- WRITTEN INSTRUCTION
Take the line containing "OCR this image." and every line after it to the end of the records, and copy them exactly, excluding pictures.

* * * *

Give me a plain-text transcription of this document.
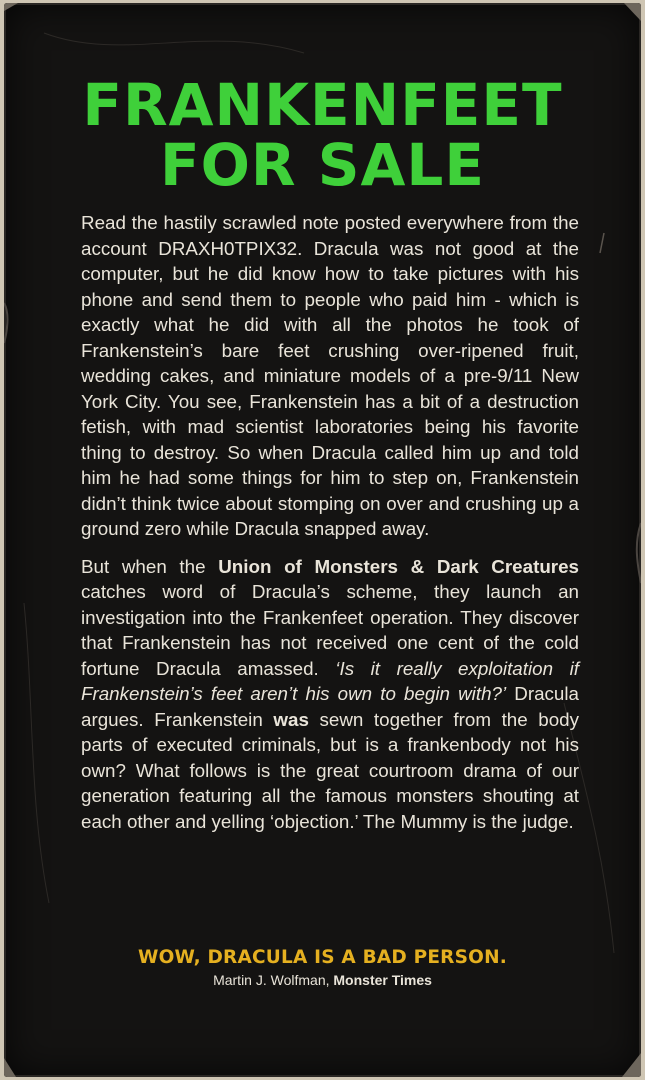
FRANKENFEET
FOR SALE

Read the hastily scrawled note posted everywhere from the account DRAXH0TPIX32. Dracula was not good at the computer, but he did know how to take pictures with his phone and send them to people who paid him - which is exactly what he did with all the photos he took of Frankenstein’s bare feet crushing over-ripened fruit, wedding cakes, and miniature models of a pre-9/11 New York City. You see, Frankenstein has a bit of a destruction fetish, with mad scientist laboratories being his favorite thing to destroy. So when Dracula called him up and told him he had some things for him to step on, Frankenstein didn’t think twice about stomping on over and crushing up a ground zero while Dracula snapped away.

But when the Union of Monsters & Dark Creatures catches word of Dracula’s scheme, they launch an investigation into the Frankenfeet operation. They discover that Frankenstein has not received one cent of the cold fortune Dracula amassed. ‘Is it really exploitation if Frankenstein’s feet aren’t his own to begin with?’ Dracula argues. Frankenstein was sewn together from the body parts of executed criminals, but is a frankenbody not his own? What follows is the great courtroom drama of our generation featuring all the famous monsters shouting at each other and yelling ‘objection.’ The Mummy is the judge.

WOW, DRACULA IS A BAD PERSON.
Martin J. Wolfman, Monster Times
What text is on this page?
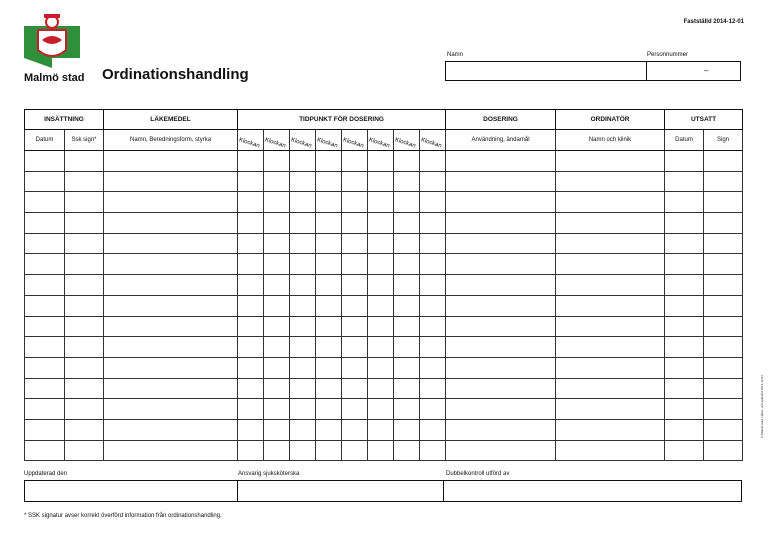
Malmö stad Ordinationshandling
Fastställd 2014-12-01
Namn	Personnummer
–
INSÄTTNING		LÄKEMEDEL	TIDPUNKT FÖR DOSERING								DOSERING	ORDINATÖR	UTSATT	
Datum	Ssk sign*	Namn, Beredningsform, styrka	Klockan	Klockan	Klockan	Klockan	Klockan	Klockan	Klockan	Klockan	Användning, ändamål	Namn och klinik	Datum	Sign

Uppdaterad den	Ansvarig sjuksköterska	Dubbelkontroll utförd av
* SSK signatur avser korrekt överförd information från ordinationshandling.
© Malmö stad, Hälso- och sjukvård 2014-12-01
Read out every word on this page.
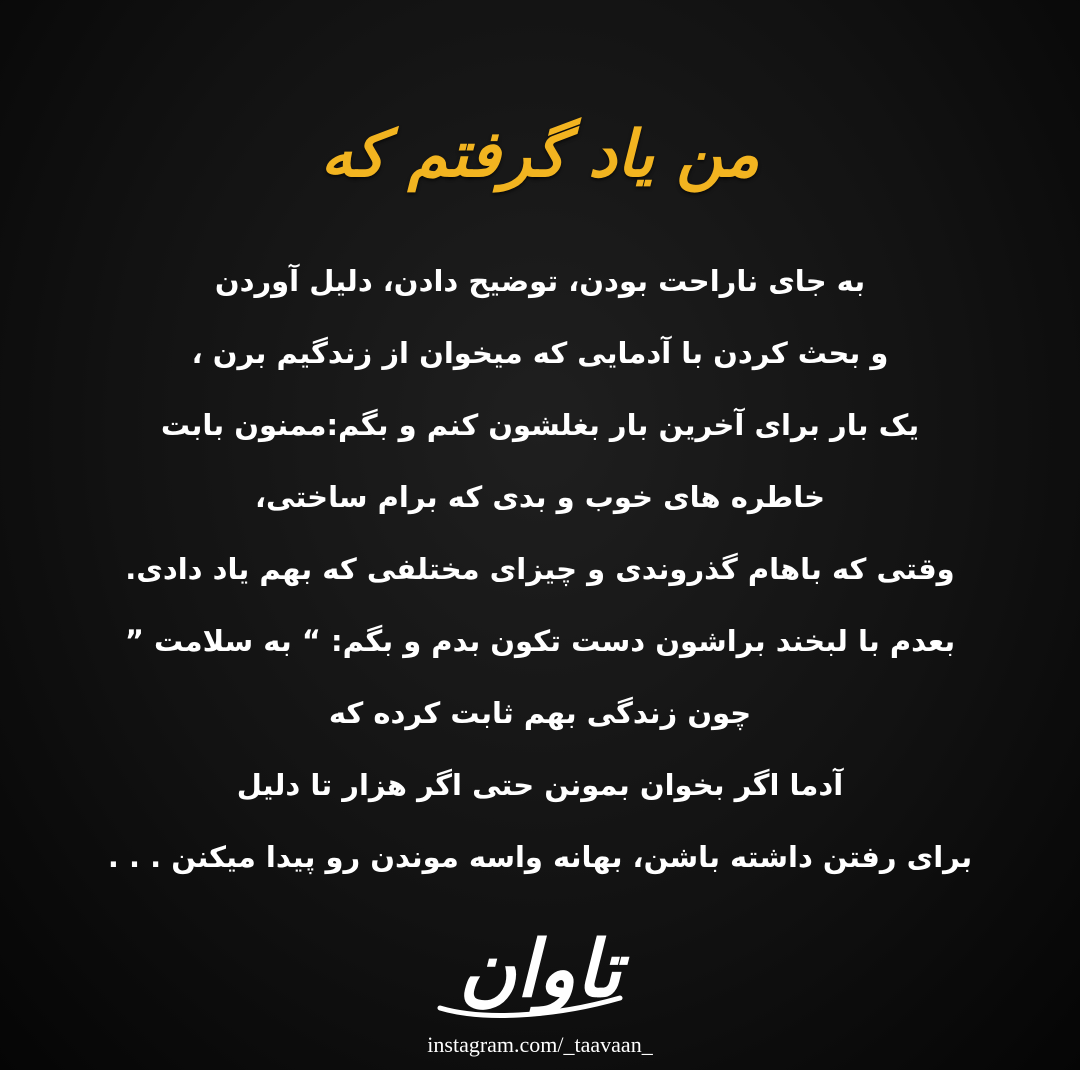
من یاد گرفتم که
به جای ناراحت بودن، توضیح دادن، دلیل آوردن
و بحث کردن با آدمایی که میخوان از زندگیم برن ،
یک بار برای آخرین بار بغلشون کنم و بگم:ممنون بابت
خاطره های خوب و بدی که برام ساختی،
وقتی که باهام گذروندی و چیزای مختلفی که بهم یاد دادی.
بعدم با لبخند براشون دست تکون بدم و بگم: “ به سلامت ”
چون زندگی بهم ثابت کرده که
آدما اگر بخوان بمونن حتی اگر هزار تا دلیل
برای رفتن داشته باشن، بهانه واسه موندن رو پیدا میکنن . . .
تاوان
instagram.com/_taavaan_
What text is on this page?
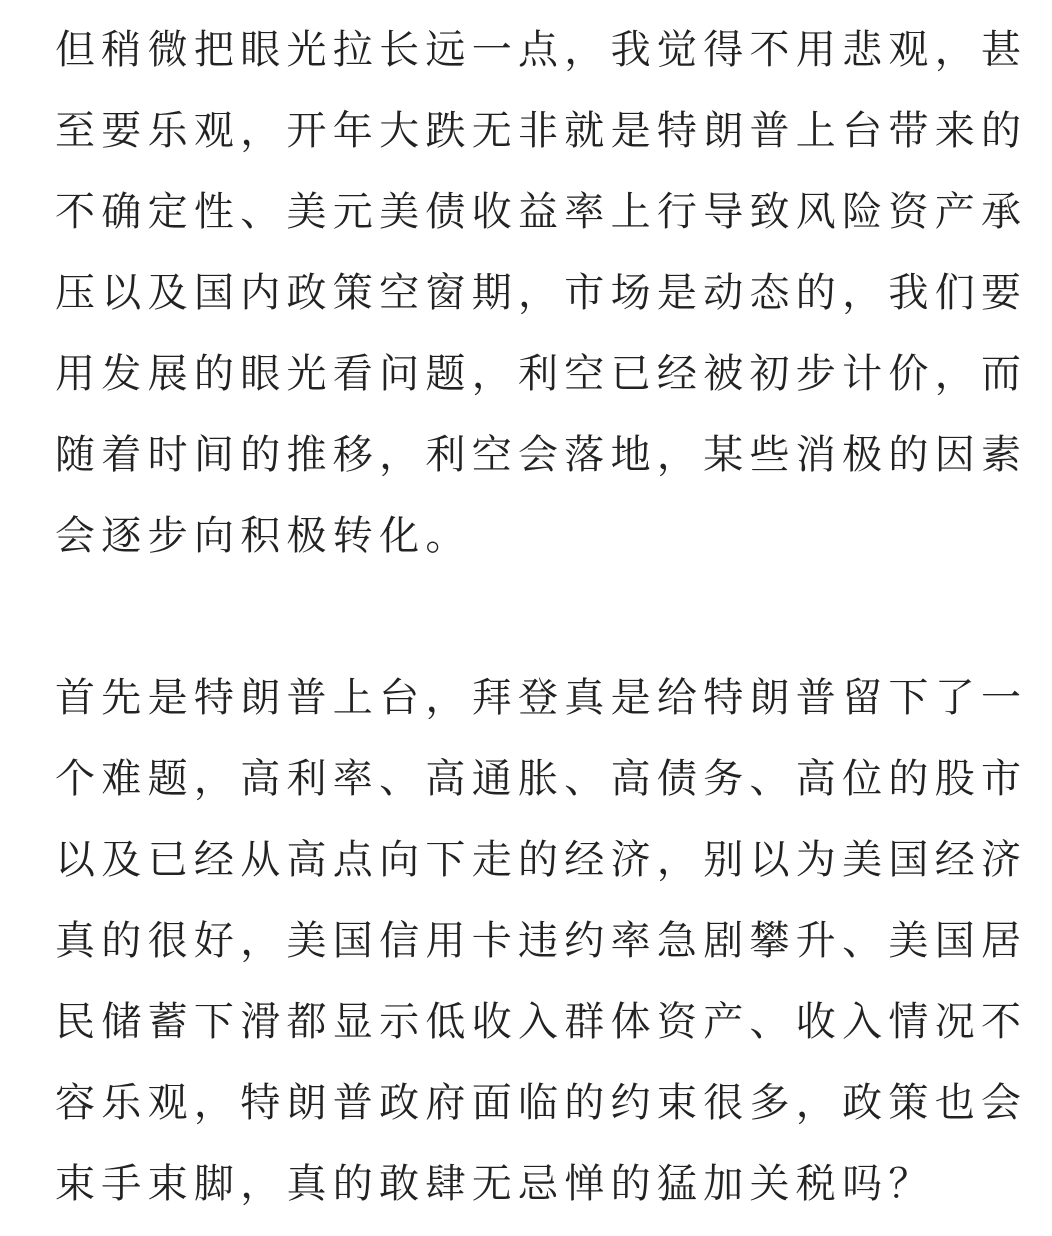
但稍微把眼光拉长远一点，我觉得不用悲观，甚
至要乐观，开年大跌无非就是特朗普上台带来的
不确定性、美元美债收益率上行导致风险资产承
压以及国内政策空窗期，市场是动态的，我们要
用发展的眼光看问题，利空已经被初步计价，而
随着时间的推移，利空会落地，某些消极的因素
会逐步向积极转化。

首先是特朗普上台，拜登真是给特朗普留下了一
个难题，高利率、高通胀、高债务、高位的股市
以及已经从高点向下走的经济，别以为美国经济
真的很好，美国信用卡违约率急剧攀升、美国居
民储蓄下滑都显示低收入群体资产、收入情况不
容乐观，特朗普政府面临的约束很多，政策也会
束手束脚，真的敢肆无忌惮的猛加关税吗？
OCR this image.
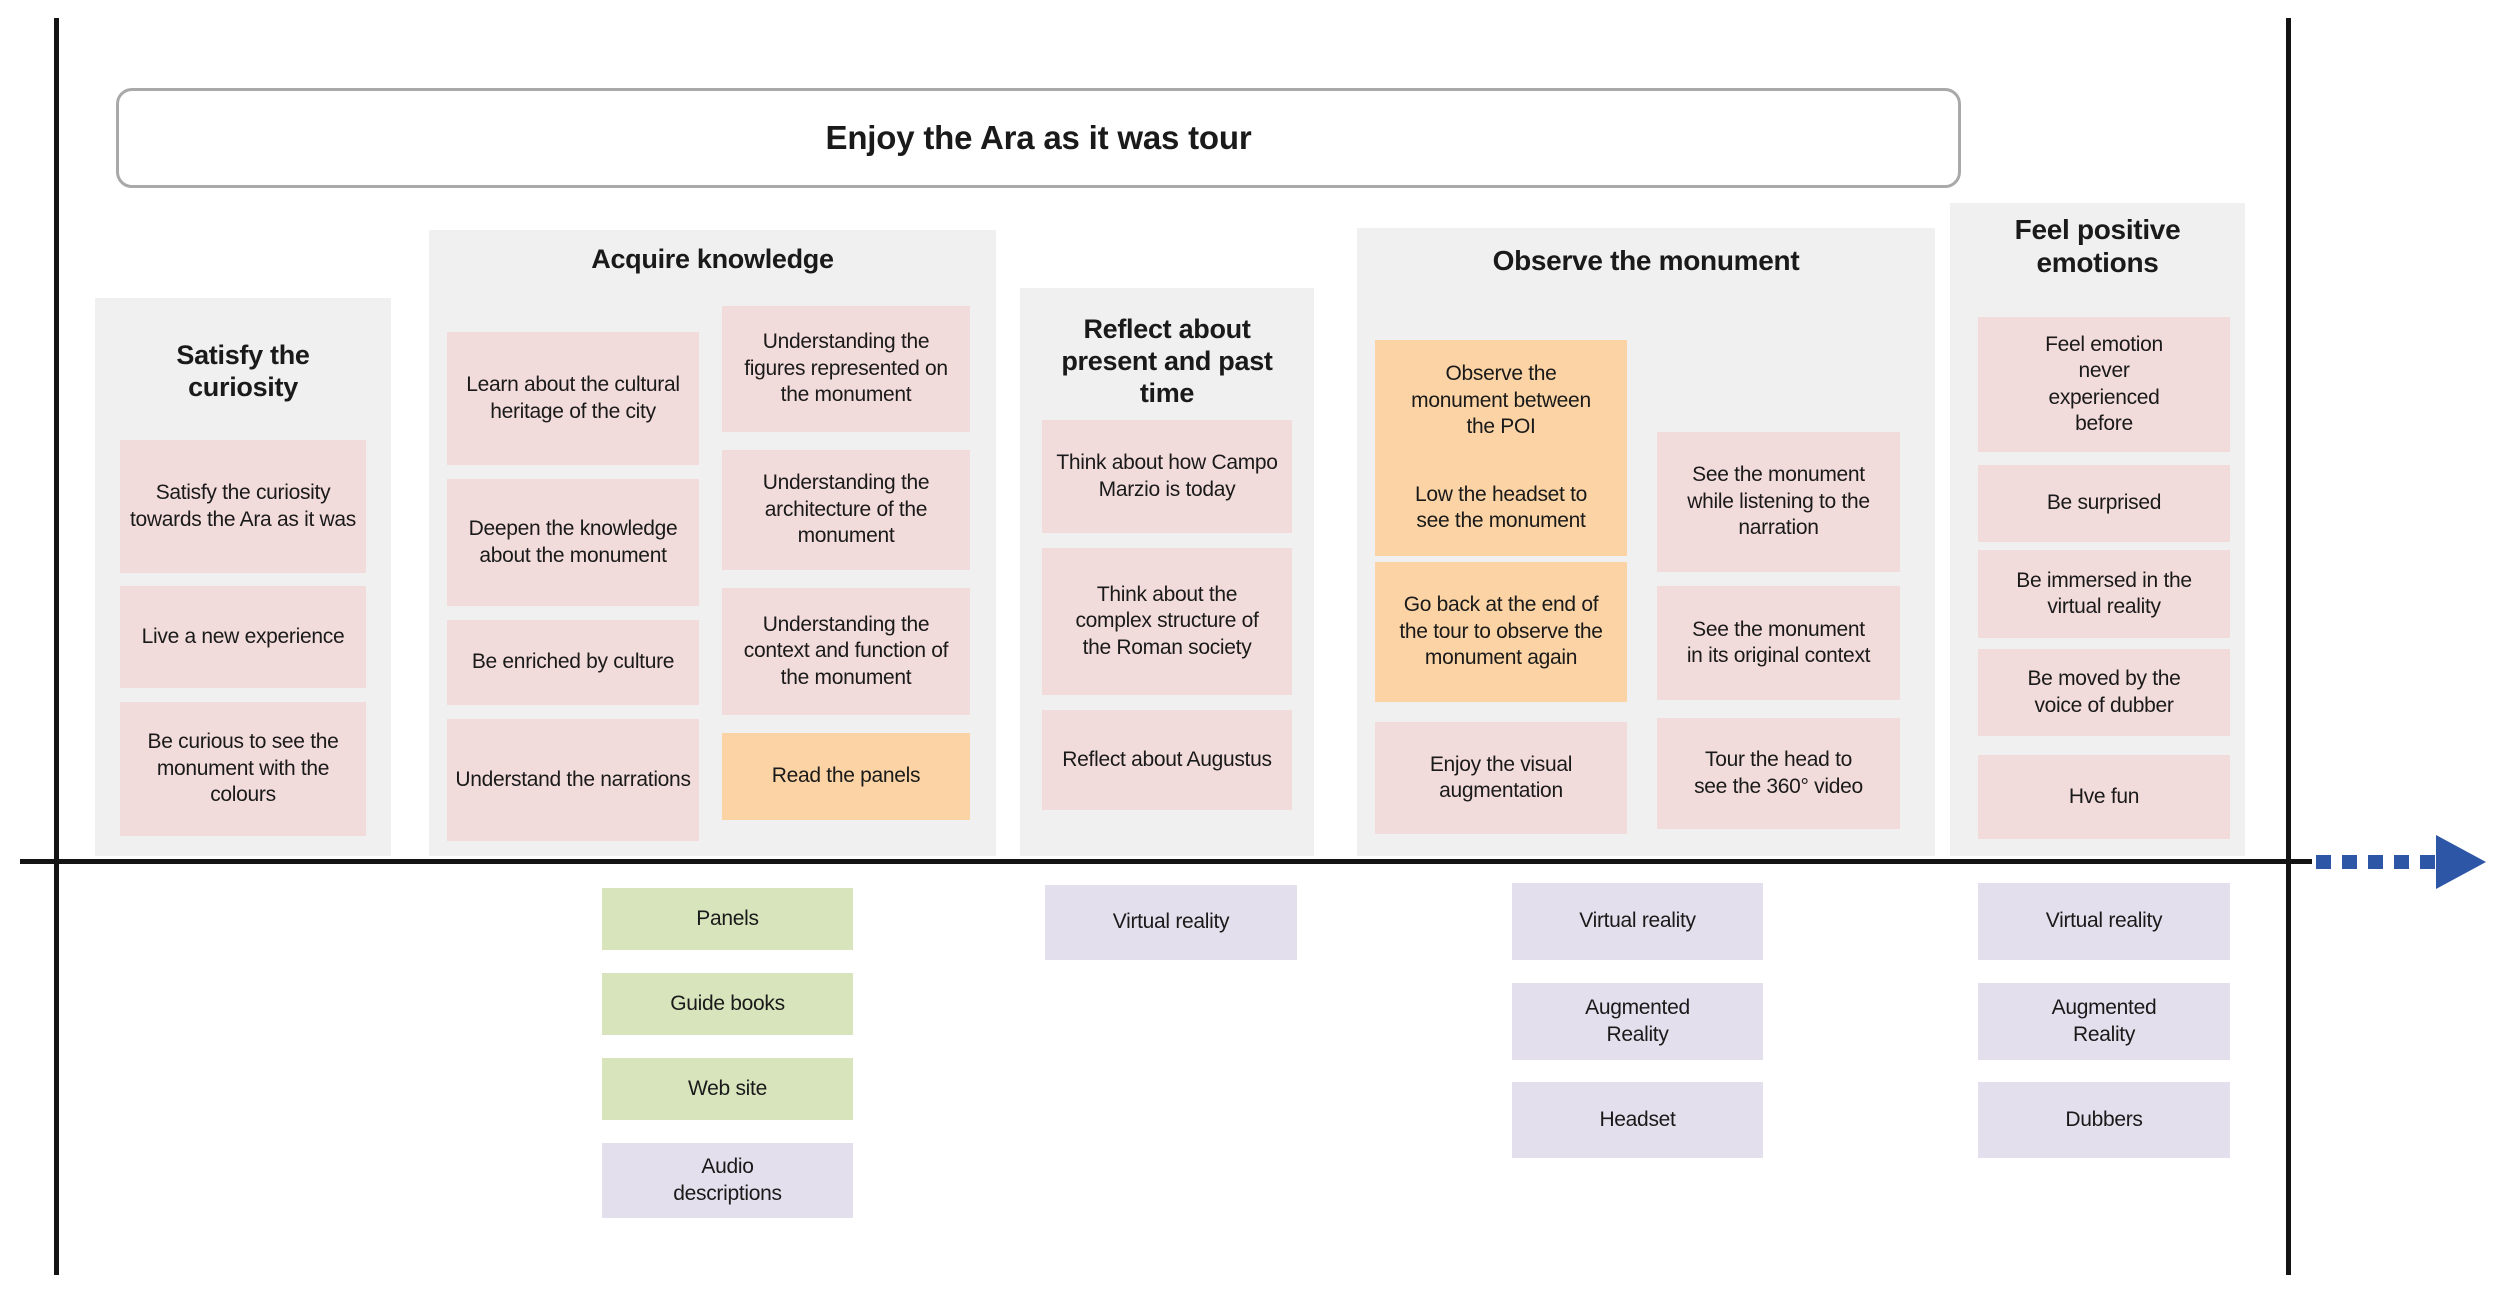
Enjoy the Ara as it was tour
Satisfy the curiosity
Satisfy the curiosity towards the Ara as it was
Live a new experience
Be curious to see the monument with the colours
Acquire knowledge
Learn about the cultural heritage of the city
Deepen the knowledge about the monument
Be enriched by culture
Understand the narrations
Understanding the figures represented on the monument
Understanding the architecture of the monument
Understanding the context and function of the monument
Read the panels
Reflect about present and past time
Think about how Campo Marzio is today
Think about the complex structure of the Roman society
Reflect about Augustus
Observe the monument
Observe the monument between the POI
Low the headset to see the monument
Go back at the end of the tour to observe the monument again
Enjoy the visual augmentation
See the monument while listening to the narration
See the monument in its original context
Tour the head to see the 360° video
Feel positive emotions
Feel emotion never experienced before
Be surprised
Be immersed in the virtual reality
Be moved by the voice of dubber
Hve fun
Panels
Guide books
Web site
Audio descriptions
Virtual reality	Virtual reality
Augmented Reality
Headset
Virtual reality
Augmented Reality
Dubbers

* * * *

- WORKED ANSWER
OCR this image.
Enjoy the Ara as it was tour
Satisfy the curiosity
Satisfy the curiosity towards the Ara as it was
Live a new experience
Be curious to see the monument with the colours
Acquire knowledge
Learn about the cultural heritage of the city
Deepen the knowledge about the monument
Be enriched by culture
Understand the narrations
Understanding the figures represented on the monument
Understanding the architecture of the monument
Understanding the context and function of the monument
Read the panels
Reflect about present and past time
Think about how Campo Marzio is today
Think about the complex structure of the Roman society
Reflect about Augustus
Observe the monument
Observe the monument between the POI
Low the headset to see the monument
Go back at the end of the tour to observe the monument again
Enjoy the visual augmentation
See the monument while listening to the narration
See the monument in its original context
Tour the head to see the 360° video
Feel positive emotions
Feel emotion never experienced before
Be surprised
Be immersed in the virtual reality
Be moved by the voice of dubber
Hve fun
Panels
Guide books
Web site
Audio descriptions
Virtual reality	Virtual reality
Augmented Reality
Headset
Virtual reality
Augmented Reality
Dubbers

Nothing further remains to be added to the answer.